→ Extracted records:
┌──

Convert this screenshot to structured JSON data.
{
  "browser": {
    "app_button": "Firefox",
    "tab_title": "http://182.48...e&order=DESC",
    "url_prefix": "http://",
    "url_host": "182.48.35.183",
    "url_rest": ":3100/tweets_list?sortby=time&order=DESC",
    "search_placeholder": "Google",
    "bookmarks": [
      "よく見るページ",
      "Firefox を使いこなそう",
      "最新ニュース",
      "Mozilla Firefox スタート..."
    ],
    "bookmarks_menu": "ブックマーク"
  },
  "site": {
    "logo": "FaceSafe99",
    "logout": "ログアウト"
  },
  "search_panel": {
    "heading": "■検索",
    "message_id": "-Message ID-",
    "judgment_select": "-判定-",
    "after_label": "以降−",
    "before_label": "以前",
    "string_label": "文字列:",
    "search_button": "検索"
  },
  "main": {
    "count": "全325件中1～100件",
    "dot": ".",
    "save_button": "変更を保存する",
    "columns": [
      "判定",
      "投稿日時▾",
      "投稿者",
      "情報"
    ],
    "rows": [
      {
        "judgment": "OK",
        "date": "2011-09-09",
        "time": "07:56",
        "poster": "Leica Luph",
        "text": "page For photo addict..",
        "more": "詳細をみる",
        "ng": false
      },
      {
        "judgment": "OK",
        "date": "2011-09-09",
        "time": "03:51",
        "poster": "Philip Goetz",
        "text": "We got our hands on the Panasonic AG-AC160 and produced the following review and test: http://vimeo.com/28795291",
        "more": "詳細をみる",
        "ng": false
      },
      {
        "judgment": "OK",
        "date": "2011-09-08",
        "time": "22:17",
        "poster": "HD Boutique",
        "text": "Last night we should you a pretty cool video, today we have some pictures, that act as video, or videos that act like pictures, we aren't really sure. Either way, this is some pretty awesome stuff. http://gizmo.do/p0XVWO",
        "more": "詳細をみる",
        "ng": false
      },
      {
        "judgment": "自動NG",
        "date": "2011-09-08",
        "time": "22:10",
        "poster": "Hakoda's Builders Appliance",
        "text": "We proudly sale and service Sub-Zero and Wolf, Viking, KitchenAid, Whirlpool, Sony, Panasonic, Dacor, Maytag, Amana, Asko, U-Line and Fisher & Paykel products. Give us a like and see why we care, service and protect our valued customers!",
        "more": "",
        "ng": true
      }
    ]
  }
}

└──

Reproduce the listing shown above in its entirety, exactly.

Convert this screenshot to structured JSON data.
{
  "browser": {
    "app_button": "Firefox",
    "tab_title": "http://182.48...e&order=DESC",
    "url_prefix": "http://",
    "url_host": "182.48.35.183",
    "url_rest": ":3100/tweets_list?sortby=time&order=DESC",
    "search_placeholder": "Google",
    "bookmarks": [
      "よく見るページ",
      "Firefox を使いこなそう",
      "最新ニュース",
      "Mozilla Firefox スタート..."
    ],
    "bookmarks_menu": "ブックマーク"
  },
  "site": {
    "logo": "FaceSafe99",
    "logout": "ログアウト"
  },
  "search_panel": {
    "heading": "■検索",
    "message_id": "-Message ID-",
    "judgment_select": "-判定-",
    "after_label": "以降−",
    "before_label": "以前",
    "string_label": "文字列:",
    "search_button": "検索"
  },
  "main": {
    "count": "全325件中1～100件",
    "dot": ".",
    "save_button": "変更を保存する",
    "columns": [
      "判定",
      "投稿日時▾",
      "投稿者",
      "情報"
    ],
    "rows": [
      {
        "judgment": "OK",
        "date": "2011-09-09",
        "time": "07:56",
        "poster": "Leica Luph",
        "text": "page For photo addict..",
        "more": "詳細をみる",
        "ng": false
      },
      {
        "judgment": "OK",
        "date": "2011-09-09",
        "time": "03:51",
        "poster": "Philip Goetz",
        "text": "We got our hands on the Panasonic AG-AC160 and produced the following review and test: http://vimeo.com/28795291",
        "more": "詳細をみる",
        "ng": false
      },
      {
        "judgment": "OK",
        "date": "2011-09-08",
        "time": "22:17",
        "poster": "HD Boutique",
        "text": "Last night we should you a pretty cool video, today we have some pictures, that act as video, or videos that act like pictures, we aren't really sure. Either way, this is some pretty awesome stuff. http://gizmo.do/p0XVWO",
        "more": "詳細をみる",
        "ng": false
      },
      {
        "judgment": "自動NG",
        "date": "2011-09-08",
        "time": "22:10",
        "poster": "Hakoda's Builders Appliance",
        "text": "We proudly sale and service Sub-Zero and Wolf, Viking, KitchenAid, Whirlpool, Sony, Panasonic, Dacor, Maytag, Amana, Asko, U-Line and Fisher & Paykel products. Give us a like and see why we care, service and protect our valued customers!",
        "more": "",
        "ng": true
      }
    ]
  }
}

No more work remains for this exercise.